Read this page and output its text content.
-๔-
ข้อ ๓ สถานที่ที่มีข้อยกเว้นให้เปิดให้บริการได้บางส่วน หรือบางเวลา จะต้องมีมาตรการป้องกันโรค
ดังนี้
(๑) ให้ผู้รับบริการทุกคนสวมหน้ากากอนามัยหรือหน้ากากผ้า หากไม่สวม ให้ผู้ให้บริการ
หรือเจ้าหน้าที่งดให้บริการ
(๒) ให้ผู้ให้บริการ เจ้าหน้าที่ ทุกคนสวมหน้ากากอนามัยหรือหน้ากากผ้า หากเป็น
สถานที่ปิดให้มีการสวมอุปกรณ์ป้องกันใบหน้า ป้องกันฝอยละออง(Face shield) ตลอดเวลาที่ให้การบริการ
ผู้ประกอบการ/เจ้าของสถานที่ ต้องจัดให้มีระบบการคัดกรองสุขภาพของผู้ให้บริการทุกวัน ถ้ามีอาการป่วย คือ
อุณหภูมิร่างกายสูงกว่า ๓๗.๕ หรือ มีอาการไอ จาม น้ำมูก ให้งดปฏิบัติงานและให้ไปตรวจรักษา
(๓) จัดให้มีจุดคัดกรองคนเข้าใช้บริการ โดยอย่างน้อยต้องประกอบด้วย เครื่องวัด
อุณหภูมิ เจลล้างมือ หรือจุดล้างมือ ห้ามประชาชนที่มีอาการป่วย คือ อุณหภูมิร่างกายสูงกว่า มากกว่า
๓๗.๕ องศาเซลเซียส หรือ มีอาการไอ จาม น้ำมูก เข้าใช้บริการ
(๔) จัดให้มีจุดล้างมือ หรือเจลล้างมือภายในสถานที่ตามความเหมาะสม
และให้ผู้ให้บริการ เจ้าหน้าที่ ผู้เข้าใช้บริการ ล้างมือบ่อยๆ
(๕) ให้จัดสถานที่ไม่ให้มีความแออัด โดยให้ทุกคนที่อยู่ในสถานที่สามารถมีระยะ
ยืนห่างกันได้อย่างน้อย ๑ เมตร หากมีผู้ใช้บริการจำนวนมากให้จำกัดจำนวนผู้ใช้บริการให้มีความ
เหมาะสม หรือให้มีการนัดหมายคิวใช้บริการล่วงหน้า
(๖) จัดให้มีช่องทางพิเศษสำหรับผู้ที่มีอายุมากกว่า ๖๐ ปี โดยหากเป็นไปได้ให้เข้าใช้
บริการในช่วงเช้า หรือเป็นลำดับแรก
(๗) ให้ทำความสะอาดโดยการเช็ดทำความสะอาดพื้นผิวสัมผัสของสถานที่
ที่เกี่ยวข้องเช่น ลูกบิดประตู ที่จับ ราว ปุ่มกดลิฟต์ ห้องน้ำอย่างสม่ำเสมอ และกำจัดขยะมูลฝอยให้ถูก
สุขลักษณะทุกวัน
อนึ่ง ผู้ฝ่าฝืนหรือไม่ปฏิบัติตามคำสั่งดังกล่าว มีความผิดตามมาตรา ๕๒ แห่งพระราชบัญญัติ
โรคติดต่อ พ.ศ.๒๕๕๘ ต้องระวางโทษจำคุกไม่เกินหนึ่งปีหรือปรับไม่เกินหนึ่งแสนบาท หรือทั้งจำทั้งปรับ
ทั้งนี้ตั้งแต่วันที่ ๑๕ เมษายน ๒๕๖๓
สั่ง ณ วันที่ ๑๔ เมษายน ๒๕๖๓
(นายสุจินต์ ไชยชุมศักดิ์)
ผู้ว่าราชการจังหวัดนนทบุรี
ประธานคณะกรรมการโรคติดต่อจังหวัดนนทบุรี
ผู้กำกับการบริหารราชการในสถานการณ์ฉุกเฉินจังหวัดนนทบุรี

━━━━━━━━━━━━━━━━

§ **WHAT YOU WILL DO**
Copy out each line of the records that holds the string "อาการป".

§ **WORKED ANSWER**
ผู้ประกอบการ/เจ้าของสถานที่ ต้องจัดให้มีระบบการคัดกรองสุขภาพของผู้ให้บริการทุกวัน ถ้ามีอาการป่วย คือ
อุณหภูมิ เจลล้างมือ หรือจุดล้างมือ ห้ามประชาชนที่มีอาการป่วย คือ อุณหภูมิร่างกายสูงกว่า มากกว่า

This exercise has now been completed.